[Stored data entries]

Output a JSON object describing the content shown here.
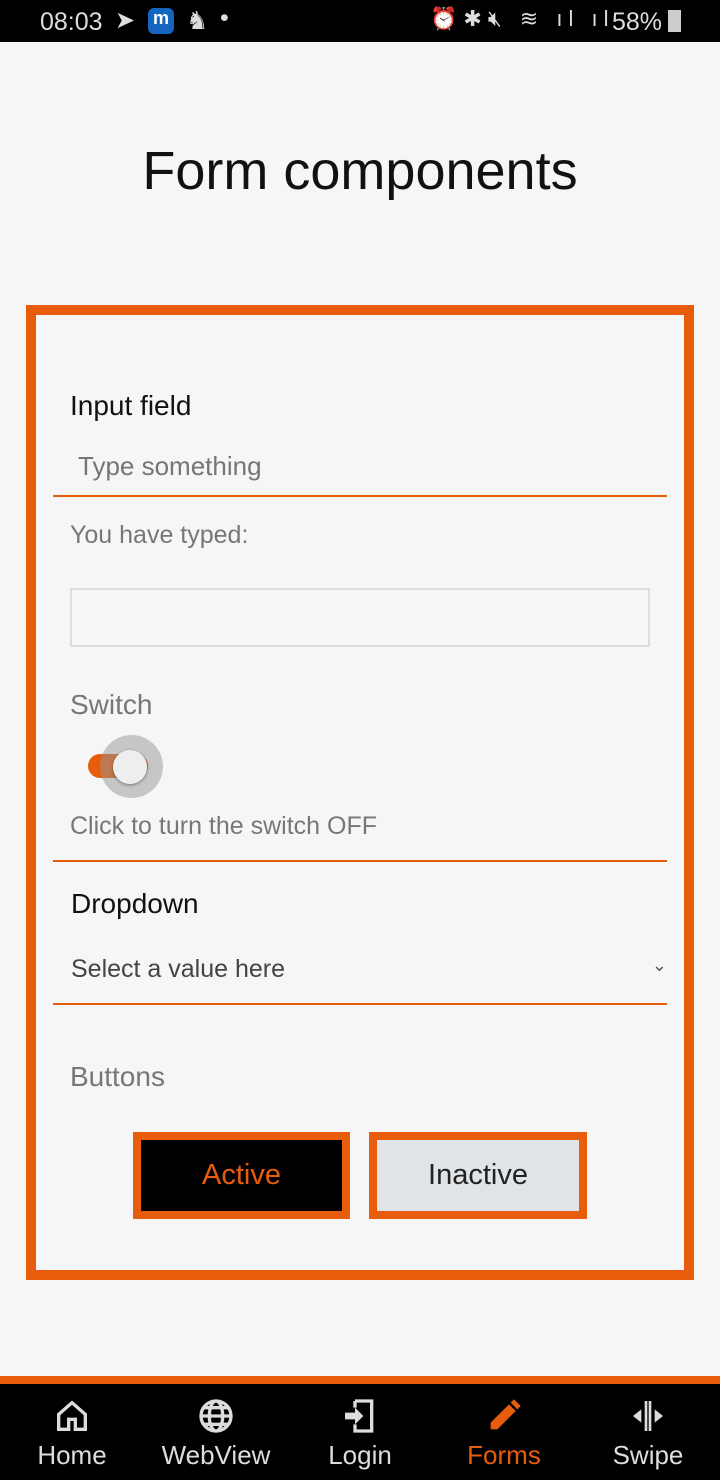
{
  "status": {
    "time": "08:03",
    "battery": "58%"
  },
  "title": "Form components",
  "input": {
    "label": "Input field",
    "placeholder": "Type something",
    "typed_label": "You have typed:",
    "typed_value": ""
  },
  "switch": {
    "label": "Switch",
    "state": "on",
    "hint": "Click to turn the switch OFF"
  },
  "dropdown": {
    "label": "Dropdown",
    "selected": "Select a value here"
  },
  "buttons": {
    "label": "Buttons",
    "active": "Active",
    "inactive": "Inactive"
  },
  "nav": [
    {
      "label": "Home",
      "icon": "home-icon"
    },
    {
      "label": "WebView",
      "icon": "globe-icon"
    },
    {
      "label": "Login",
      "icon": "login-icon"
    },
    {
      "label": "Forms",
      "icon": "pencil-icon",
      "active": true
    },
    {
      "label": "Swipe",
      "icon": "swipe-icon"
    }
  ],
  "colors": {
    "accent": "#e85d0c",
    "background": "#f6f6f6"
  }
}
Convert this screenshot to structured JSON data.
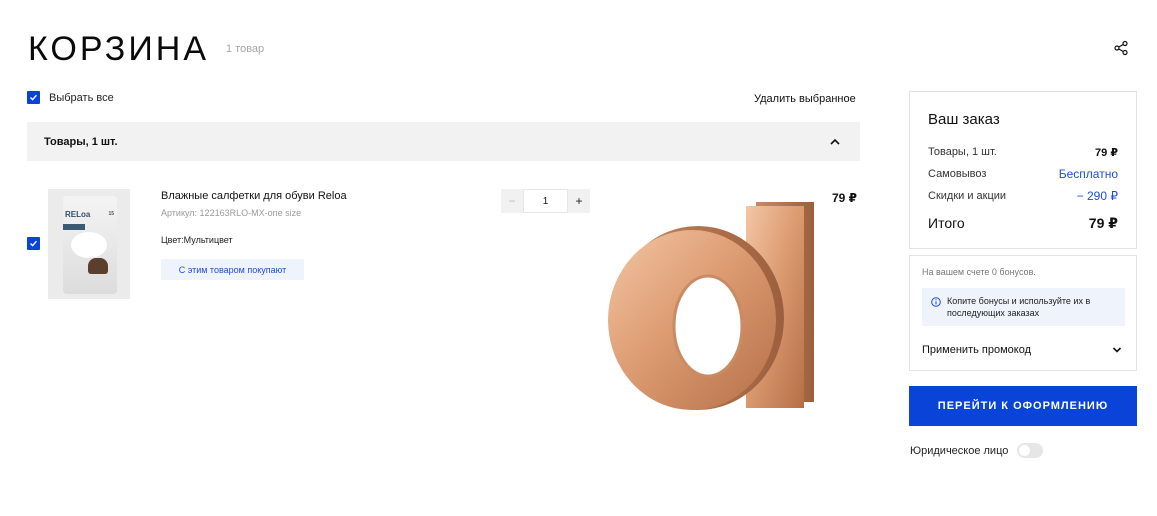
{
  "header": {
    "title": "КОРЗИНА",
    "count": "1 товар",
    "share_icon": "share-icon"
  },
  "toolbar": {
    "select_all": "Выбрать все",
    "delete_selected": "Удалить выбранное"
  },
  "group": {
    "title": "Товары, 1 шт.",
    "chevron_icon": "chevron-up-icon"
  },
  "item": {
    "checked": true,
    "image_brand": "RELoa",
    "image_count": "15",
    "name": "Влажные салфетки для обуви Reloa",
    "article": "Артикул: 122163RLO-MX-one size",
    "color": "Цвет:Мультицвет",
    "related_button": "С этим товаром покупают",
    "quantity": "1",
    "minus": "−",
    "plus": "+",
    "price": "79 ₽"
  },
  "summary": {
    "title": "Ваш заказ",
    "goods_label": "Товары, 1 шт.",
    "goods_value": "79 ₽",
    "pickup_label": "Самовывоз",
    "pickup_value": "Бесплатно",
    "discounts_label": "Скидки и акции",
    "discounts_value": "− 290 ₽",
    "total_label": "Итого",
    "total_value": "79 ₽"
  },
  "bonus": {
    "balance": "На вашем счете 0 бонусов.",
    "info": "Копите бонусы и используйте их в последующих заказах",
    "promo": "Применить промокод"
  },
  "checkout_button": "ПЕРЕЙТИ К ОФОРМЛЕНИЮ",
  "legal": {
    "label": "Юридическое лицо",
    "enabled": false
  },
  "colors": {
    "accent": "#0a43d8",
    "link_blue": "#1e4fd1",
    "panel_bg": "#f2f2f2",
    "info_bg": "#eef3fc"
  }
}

--

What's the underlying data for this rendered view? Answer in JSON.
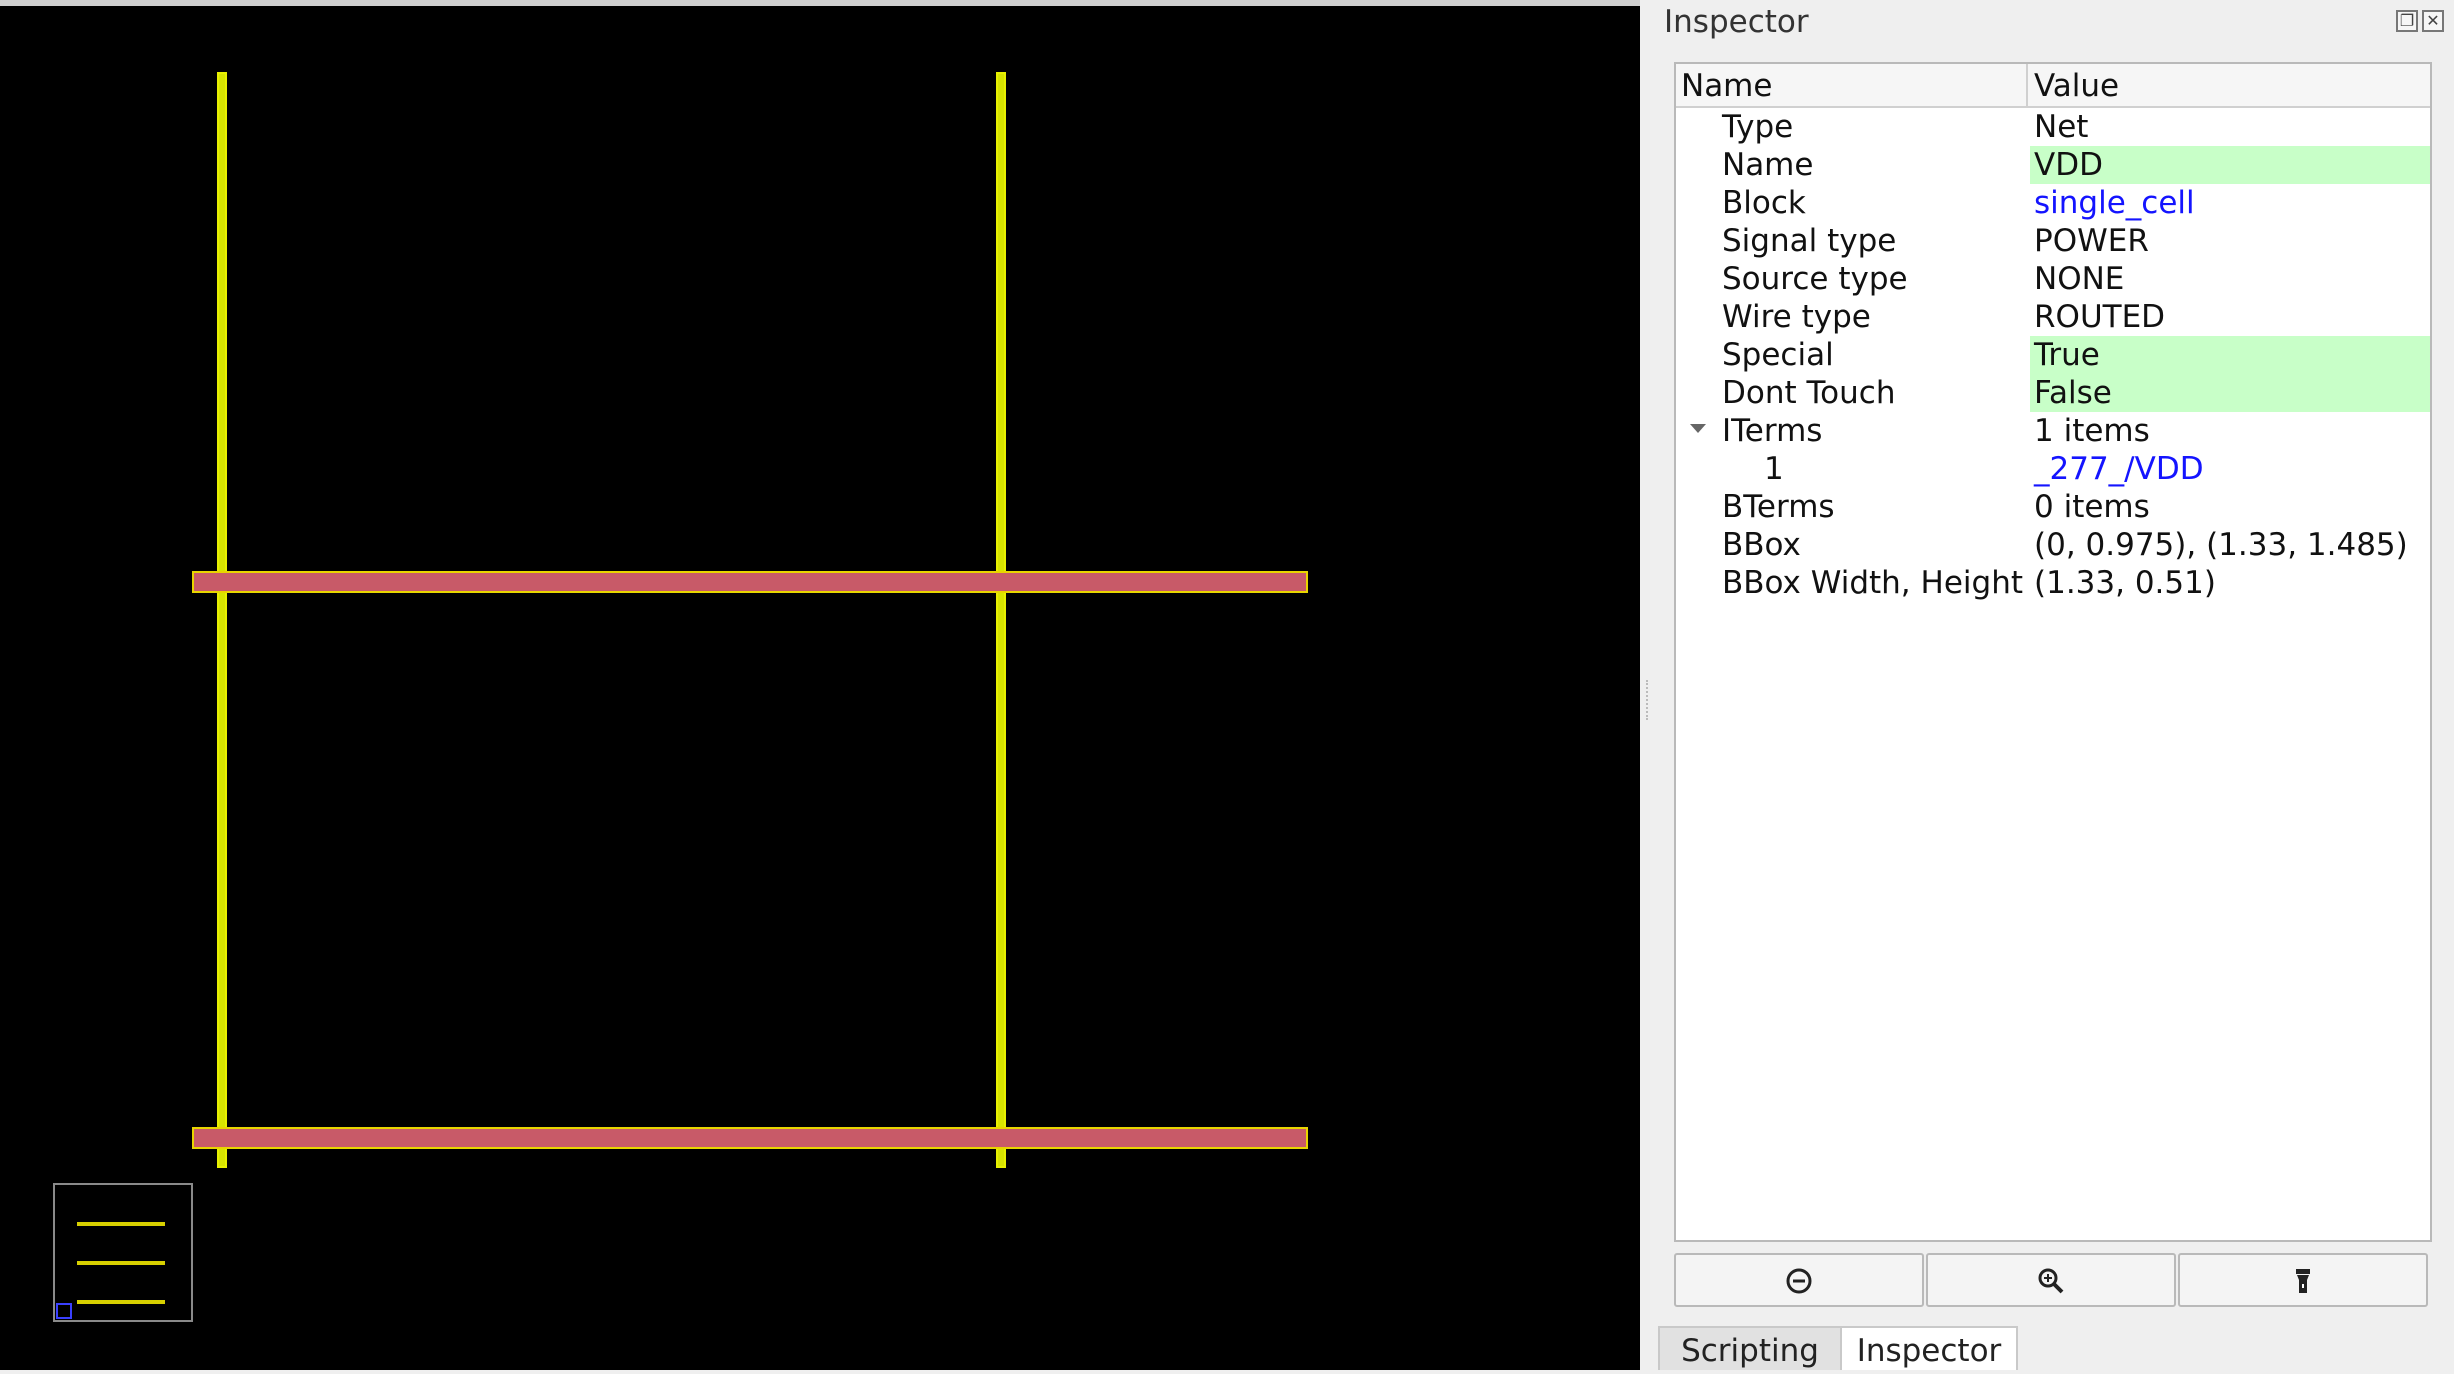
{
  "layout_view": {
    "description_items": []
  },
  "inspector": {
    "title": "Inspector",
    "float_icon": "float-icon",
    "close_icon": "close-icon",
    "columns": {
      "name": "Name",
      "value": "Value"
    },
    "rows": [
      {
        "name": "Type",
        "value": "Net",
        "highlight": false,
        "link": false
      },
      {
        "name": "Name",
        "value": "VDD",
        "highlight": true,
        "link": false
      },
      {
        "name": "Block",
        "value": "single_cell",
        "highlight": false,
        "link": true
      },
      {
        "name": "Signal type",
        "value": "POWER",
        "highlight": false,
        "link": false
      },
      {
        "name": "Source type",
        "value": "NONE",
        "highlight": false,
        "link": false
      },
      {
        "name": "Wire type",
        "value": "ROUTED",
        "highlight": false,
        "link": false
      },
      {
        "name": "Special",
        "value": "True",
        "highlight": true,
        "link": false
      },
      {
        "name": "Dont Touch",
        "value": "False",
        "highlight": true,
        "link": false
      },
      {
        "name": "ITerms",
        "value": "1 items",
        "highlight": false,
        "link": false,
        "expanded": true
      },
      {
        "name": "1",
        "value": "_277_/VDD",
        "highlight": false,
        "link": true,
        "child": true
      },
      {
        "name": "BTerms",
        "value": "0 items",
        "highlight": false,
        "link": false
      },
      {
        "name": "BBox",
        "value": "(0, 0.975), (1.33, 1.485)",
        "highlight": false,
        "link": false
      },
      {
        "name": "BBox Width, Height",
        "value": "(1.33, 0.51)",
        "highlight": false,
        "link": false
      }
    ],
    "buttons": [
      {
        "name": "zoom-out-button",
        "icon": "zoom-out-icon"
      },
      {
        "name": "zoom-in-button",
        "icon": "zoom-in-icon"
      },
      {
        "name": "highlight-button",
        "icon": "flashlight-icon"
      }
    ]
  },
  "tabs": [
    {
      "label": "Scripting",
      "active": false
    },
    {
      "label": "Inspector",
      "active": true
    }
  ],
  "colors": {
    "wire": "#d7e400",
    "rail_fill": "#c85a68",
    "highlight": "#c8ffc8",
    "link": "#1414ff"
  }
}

...

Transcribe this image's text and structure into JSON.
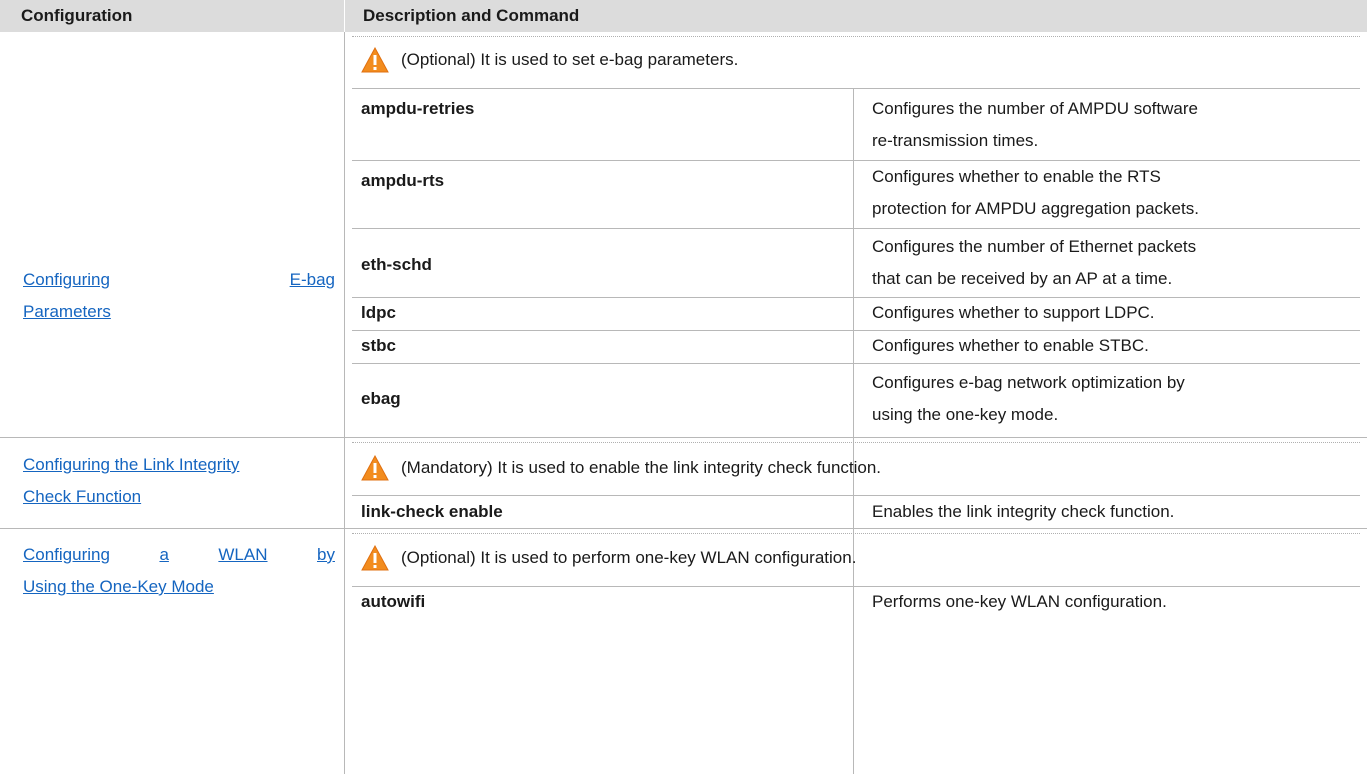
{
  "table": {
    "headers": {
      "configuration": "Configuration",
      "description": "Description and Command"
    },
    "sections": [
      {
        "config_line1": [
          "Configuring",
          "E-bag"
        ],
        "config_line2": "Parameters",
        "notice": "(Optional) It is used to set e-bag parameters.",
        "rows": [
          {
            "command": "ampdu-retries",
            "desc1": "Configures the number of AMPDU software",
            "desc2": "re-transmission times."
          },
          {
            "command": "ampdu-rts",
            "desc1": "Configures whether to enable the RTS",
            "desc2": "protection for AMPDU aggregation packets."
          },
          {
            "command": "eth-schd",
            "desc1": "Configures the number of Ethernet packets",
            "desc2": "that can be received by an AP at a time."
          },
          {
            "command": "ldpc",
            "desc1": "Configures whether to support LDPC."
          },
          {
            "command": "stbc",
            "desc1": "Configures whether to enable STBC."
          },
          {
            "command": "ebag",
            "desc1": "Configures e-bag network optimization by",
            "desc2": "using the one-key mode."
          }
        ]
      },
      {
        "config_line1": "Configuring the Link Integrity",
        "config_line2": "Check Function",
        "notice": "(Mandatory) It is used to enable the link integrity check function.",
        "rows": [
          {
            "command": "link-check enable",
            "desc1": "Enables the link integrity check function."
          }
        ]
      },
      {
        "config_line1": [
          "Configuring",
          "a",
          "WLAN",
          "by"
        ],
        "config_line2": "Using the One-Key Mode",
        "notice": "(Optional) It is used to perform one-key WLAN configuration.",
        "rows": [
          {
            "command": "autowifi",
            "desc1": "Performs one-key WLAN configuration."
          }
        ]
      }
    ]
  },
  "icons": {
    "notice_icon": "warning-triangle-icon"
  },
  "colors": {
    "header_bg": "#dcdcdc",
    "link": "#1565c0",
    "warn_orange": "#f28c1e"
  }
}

#### [GIVEN TASK]
Each line that has the word "this" should be copied.

#### [THE SOLUTION]
Convert this screenshot to structured JSON data.
What's the underlying data for this rendered view? Answer in JSON.
Transcribe this image's text and structure into JSON.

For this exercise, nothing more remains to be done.